**Short task**:
Every entry must be repeated exactly. Exclude all pictures.

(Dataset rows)
'''

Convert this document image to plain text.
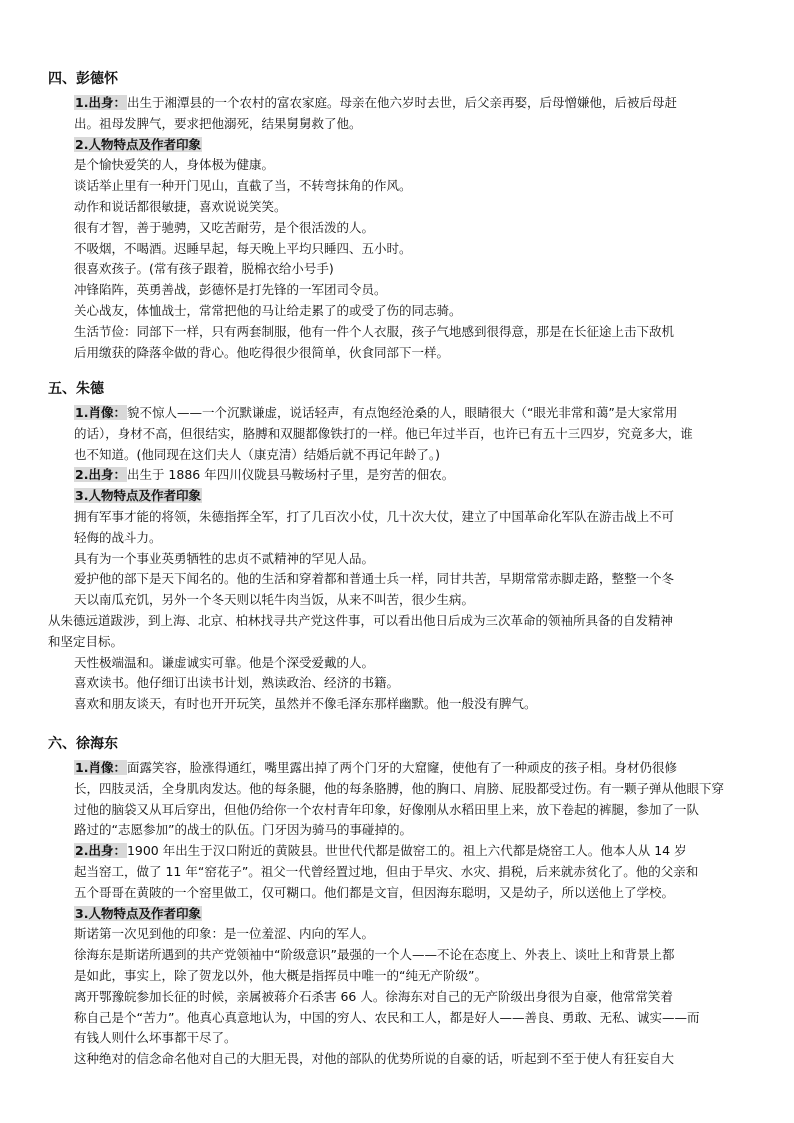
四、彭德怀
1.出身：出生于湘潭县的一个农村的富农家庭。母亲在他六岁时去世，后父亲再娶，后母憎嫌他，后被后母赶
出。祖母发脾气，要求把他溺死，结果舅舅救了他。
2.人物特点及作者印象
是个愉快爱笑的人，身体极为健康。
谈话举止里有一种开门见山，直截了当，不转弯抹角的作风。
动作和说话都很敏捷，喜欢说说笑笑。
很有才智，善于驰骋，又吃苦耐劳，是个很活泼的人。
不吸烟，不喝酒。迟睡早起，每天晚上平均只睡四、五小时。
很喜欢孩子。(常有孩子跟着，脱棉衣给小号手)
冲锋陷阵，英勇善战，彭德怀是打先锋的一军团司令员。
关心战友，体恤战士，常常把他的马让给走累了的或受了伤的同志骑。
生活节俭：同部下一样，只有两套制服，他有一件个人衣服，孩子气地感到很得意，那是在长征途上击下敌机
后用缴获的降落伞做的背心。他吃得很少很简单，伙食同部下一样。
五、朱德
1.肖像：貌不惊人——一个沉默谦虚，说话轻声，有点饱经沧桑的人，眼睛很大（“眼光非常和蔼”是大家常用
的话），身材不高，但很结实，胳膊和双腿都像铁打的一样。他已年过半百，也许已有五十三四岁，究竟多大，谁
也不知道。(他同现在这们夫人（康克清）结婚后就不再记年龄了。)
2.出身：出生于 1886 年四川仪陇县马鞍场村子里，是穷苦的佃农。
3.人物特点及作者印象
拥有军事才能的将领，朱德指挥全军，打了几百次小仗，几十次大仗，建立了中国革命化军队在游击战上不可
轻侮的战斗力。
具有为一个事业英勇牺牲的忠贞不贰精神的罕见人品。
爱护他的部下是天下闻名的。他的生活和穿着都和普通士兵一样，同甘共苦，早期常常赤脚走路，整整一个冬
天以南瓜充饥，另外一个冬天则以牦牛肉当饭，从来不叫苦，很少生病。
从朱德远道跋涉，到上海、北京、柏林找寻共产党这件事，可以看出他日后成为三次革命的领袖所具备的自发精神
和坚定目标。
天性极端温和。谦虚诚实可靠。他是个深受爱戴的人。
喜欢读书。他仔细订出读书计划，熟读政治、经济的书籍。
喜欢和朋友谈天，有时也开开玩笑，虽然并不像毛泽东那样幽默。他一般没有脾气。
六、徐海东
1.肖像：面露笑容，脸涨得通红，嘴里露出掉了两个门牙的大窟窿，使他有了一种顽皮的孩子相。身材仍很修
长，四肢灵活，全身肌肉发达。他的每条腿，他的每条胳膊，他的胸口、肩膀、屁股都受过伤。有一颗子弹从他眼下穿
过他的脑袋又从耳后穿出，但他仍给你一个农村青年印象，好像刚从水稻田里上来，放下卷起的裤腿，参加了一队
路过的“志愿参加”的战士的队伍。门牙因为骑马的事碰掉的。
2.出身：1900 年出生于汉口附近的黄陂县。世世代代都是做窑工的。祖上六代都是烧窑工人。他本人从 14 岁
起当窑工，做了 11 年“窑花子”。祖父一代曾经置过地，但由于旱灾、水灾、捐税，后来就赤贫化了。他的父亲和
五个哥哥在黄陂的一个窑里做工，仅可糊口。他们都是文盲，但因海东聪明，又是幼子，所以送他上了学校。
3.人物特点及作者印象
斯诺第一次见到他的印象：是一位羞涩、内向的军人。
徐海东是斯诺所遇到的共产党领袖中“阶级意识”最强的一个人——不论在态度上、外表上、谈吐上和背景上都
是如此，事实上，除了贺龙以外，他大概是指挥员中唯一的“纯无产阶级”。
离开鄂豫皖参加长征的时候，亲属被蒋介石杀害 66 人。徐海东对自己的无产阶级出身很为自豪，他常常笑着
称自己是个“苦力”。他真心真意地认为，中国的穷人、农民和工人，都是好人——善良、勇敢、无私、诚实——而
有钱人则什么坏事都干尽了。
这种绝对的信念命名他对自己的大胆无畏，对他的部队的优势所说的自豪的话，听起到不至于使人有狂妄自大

'''

**Solution to the problem**:
Convert this document image to plain text.
四、彭德怀
1.出身：出生于湘潭县的一个农村的富农家庭。母亲在他六岁时去世，后父亲再娶，后母憎嫌他，后被后母赶
出。祖母发脾气，要求把他溺死，结果舅舅救了他。
2.人物特点及作者印象
是个愉快爱笑的人，身体极为健康。
谈话举止里有一种开门见山，直截了当，不转弯抹角的作风。
动作和说话都很敏捷，喜欢说说笑笑。
很有才智，善于驰骋，又吃苦耐劳，是个很活泼的人。
不吸烟，不喝酒。迟睡早起，每天晚上平均只睡四、五小时。
很喜欢孩子。(常有孩子跟着，脱棉衣给小号手)
冲锋陷阵，英勇善战，彭德怀是打先锋的一军团司令员。
关心战友，体恤战士，常常把他的马让给走累了的或受了伤的同志骑。
生活节俭：同部下一样，只有两套制服，他有一件个人衣服，孩子气地感到很得意，那是在长征途上击下敌机
后用缴获的降落伞做的背心。他吃得很少很简单，伙食同部下一样。
五、朱德
1.肖像：貌不惊人——一个沉默谦虚，说话轻声，有点饱经沧桑的人，眼睛很大（“眼光非常和蔼”是大家常用
的话），身材不高，但很结实，胳膊和双腿都像铁打的一样。他已年过半百，也许已有五十三四岁，究竟多大，谁
也不知道。(他同现在这们夫人（康克清）结婚后就不再记年龄了。)
2.出身：出生于 1886 年四川仪陇县马鞍场村子里，是穷苦的佃农。
3.人物特点及作者印象
拥有军事才能的将领，朱德指挥全军，打了几百次小仗，几十次大仗，建立了中国革命化军队在游击战上不可
轻侮的战斗力。
具有为一个事业英勇牺牲的忠贞不贰精神的罕见人品。
爱护他的部下是天下闻名的。他的生活和穿着都和普通士兵一样，同甘共苦，早期常常赤脚走路，整整一个冬
天以南瓜充饥，另外一个冬天则以牦牛肉当饭，从来不叫苦，很少生病。
从朱德远道跋涉，到上海、北京、柏林找寻共产党这件事，可以看出他日后成为三次革命的领袖所具备的自发精神
和坚定目标。
天性极端温和。谦虚诚实可靠。他是个深受爱戴的人。
喜欢读书。他仔细订出读书计划，熟读政治、经济的书籍。
喜欢和朋友谈天，有时也开开玩笑，虽然并不像毛泽东那样幽默。他一般没有脾气。
六、徐海东
1.肖像：面露笑容，脸涨得通红，嘴里露出掉了两个门牙的大窟窿，使他有了一种顽皮的孩子相。身材仍很修
长，四肢灵活，全身肌肉发达。他的每条腿，他的每条胳膊，他的胸口、肩膀、屁股都受过伤。有一颗子弹从他眼下穿
过他的脑袋又从耳后穿出，但他仍给你一个农村青年印象，好像刚从水稻田里上来，放下卷起的裤腿，参加了一队
路过的“志愿参加”的战士的队伍。门牙因为骑马的事碰掉的。
2.出身：1900 年出生于汉口附近的黄陂县。世世代代都是做窑工的。祖上六代都是烧窑工人。他本人从 14 岁
起当窑工，做了 11 年“窑花子”。祖父一代曾经置过地，但由于旱灾、水灾、捐税，后来就赤贫化了。他的父亲和
五个哥哥在黄陂的一个窑里做工，仅可糊口。他们都是文盲，但因海东聪明，又是幼子，所以送他上了学校。
3.人物特点及作者印象
斯诺第一次见到他的印象：是一位羞涩、内向的军人。
徐海东是斯诺所遇到的共产党领袖中“阶级意识”最强的一个人——不论在态度上、外表上、谈吐上和背景上都
是如此，事实上，除了贺龙以外，他大概是指挥员中唯一的“纯无产阶级”。
离开鄂豫皖参加长征的时候，亲属被蒋介石杀害 66 人。徐海东对自己的无产阶级出身很为自豪，他常常笑着
称自己是个“苦力”。他真心真意地认为，中国的穷人、农民和工人，都是好人——善良、勇敢、无私、诚实——而
有钱人则什么坏事都干尽了。
这种绝对的信念命名他对自己的大胆无畏，对他的部队的优势所说的自豪的话，听起到不至于使人有狂妄自大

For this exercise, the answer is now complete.